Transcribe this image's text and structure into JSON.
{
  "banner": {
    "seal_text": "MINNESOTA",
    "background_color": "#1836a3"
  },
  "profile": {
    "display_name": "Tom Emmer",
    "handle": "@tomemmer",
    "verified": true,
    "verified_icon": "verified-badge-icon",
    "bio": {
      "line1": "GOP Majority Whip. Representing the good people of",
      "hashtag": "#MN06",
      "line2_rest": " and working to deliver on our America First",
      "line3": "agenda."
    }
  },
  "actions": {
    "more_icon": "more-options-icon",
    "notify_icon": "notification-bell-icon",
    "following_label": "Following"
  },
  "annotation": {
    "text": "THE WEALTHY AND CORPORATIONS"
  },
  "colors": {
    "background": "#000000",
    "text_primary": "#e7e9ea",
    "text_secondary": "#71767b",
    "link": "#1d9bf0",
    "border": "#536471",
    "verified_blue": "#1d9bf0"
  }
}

= = = =

AIM OF THE EXERCISE :: Repeat the listing in full, keeping every line exactly as it is.

RESPONSE BELOW ::
Transcribe this image's text and structure into JSON.
{
  "banner": {
    "seal_text": "MINNESOTA",
    "background_color": "#1836a3"
  },
  "profile": {
    "display_name": "Tom Emmer",
    "handle": "@tomemmer",
    "verified": true,
    "verified_icon": "verified-badge-icon",
    "bio": {
      "line1": "GOP Majority Whip. Representing the good people of",
      "hashtag": "#MN06",
      "line2_rest": " and working to deliver on our America First",
      "line3": "agenda."
    }
  },
  "actions": {
    "more_icon": "more-options-icon",
    "notify_icon": "notification-bell-icon",
    "following_label": "Following"
  },
  "annotation": {
    "text": "THE WEALTHY AND CORPORATIONS"
  },
  "colors": {
    "background": "#000000",
    "text_primary": "#e7e9ea",
    "text_secondary": "#71767b",
    "link": "#1d9bf0",
    "border": "#536471",
    "verified_blue": "#1d9bf0"
  }
}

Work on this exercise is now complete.